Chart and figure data
◆ ◆ ◆ ◆ ◆
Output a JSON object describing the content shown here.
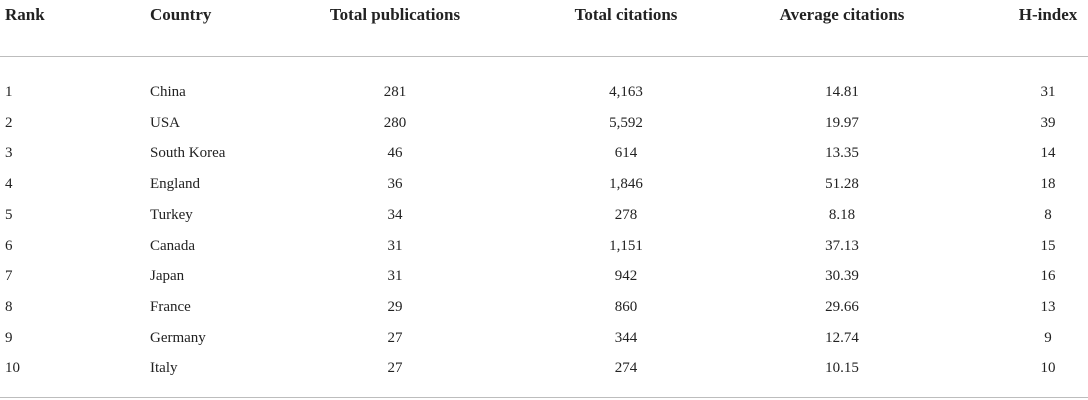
{
  "table": {
    "headers": [
      "Rank",
      "Country",
      "Total publications",
      "Total citations",
      "Average citations",
      "H-index"
    ],
    "rows": [
      [
        "1",
        "China",
        "281",
        "4,163",
        "14.81",
        "31"
      ],
      [
        "2",
        "USA",
        "280",
        "5,592",
        "19.97",
        "39"
      ],
      [
        "3",
        "South Korea",
        "46",
        "614",
        "13.35",
        "14"
      ],
      [
        "4",
        "England",
        "36",
        "1,846",
        "51.28",
        "18"
      ],
      [
        "5",
        "Turkey",
        "34",
        "278",
        "8.18",
        "8"
      ],
      [
        "6",
        "Canada",
        "31",
        "1,151",
        "37.13",
        "15"
      ],
      [
        "7",
        "Japan",
        "31",
        "942",
        "30.39",
        "16"
      ],
      [
        "8",
        "France",
        "29",
        "860",
        "29.66",
        "13"
      ],
      [
        "9",
        "Germany",
        "27",
        "344",
        "12.74",
        "9"
      ],
      [
        "10",
        "Italy",
        "27",
        "274",
        "10.15",
        "10"
      ]
    ]
  }
}
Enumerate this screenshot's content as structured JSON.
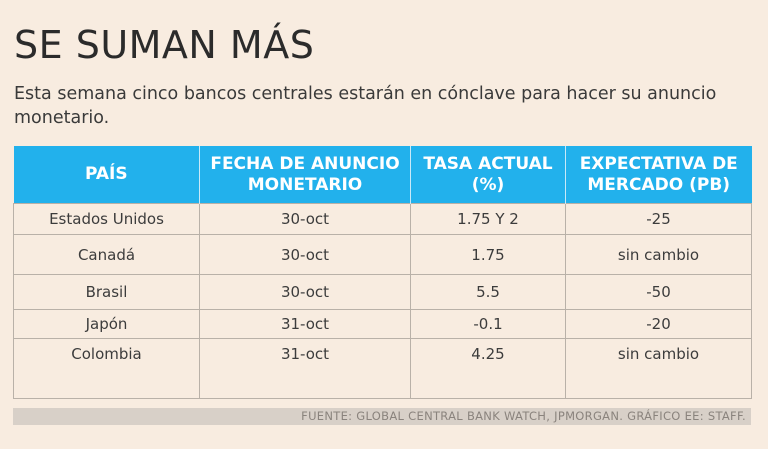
{
  "header": {
    "title": "SE SUMAN MÁS",
    "subtitle": "Esta semana cinco bancos centrales estarán en cónclave para hacer su anuncio monetario."
  },
  "colors": {
    "header_bg": "#22b1ec",
    "page_bg": "#f8ece0",
    "source_bar": "#d8d0c8"
  },
  "chart_data": {
    "type": "table",
    "title": "SE SUMAN MÁS",
    "columns": [
      "PAÍS",
      "FECHA DE ANUNCIO MONETARIO",
      "TASA ACTUAL (%)",
      "EXPECTATIVA DE MERCADO (PB)"
    ],
    "rows": [
      [
        "Estados Unidos",
        "30-oct",
        "1.75 Y 2",
        "-25"
      ],
      [
        "Canadá",
        "30-oct",
        "1.75",
        "sin cambio"
      ],
      [
        "Brasil",
        "30-oct",
        "5.5",
        "-50"
      ],
      [
        "Japón",
        "31-oct",
        "-0.1",
        "-20"
      ],
      [
        "Colombia",
        "31-oct",
        "4.25",
        "sin cambio"
      ]
    ]
  },
  "footer": {
    "source": "FUENTE: GLOBAL CENTRAL BANK WATCH, JPMORGAN. GRÁFICO EE: STAFF."
  }
}
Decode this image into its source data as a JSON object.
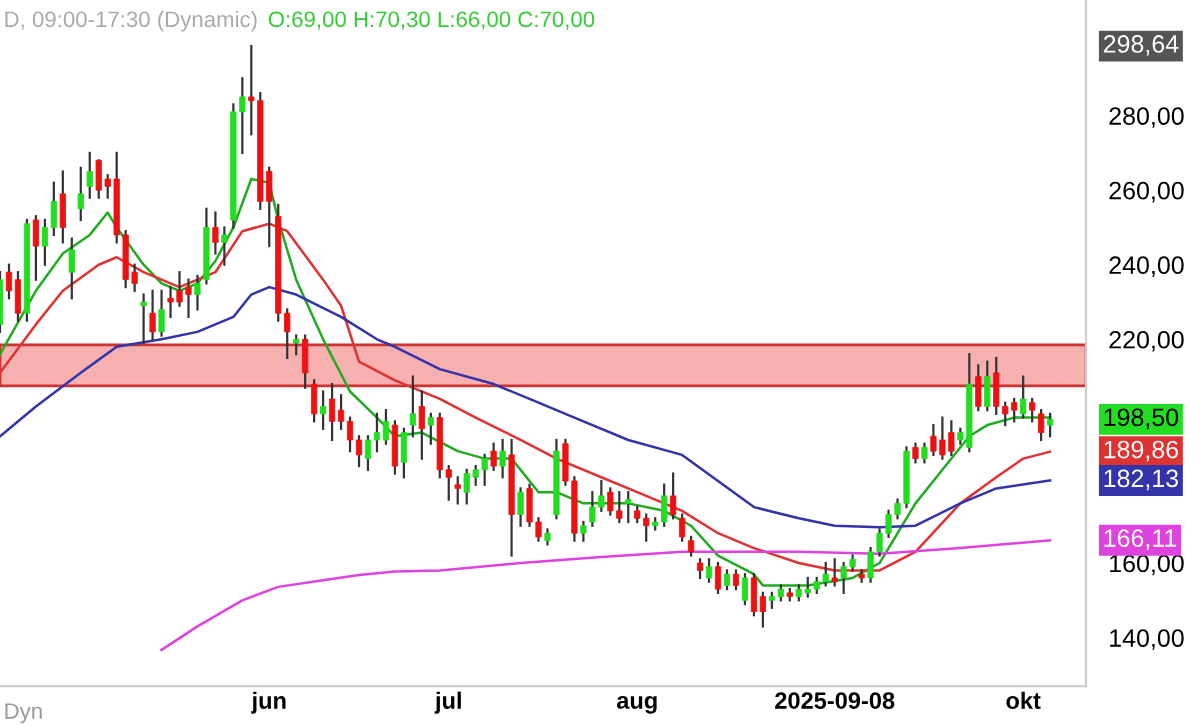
◆ ◆ ◆ ◆ ◆
* _Work to be completed_
Copy each line above where the string "JSON" occurs.

* _Answer to this task_
Output a JSON object describing the content shown here.
Enumerate this screenshot's content as structured JSON.
Decode this image into its source data as a JSON object.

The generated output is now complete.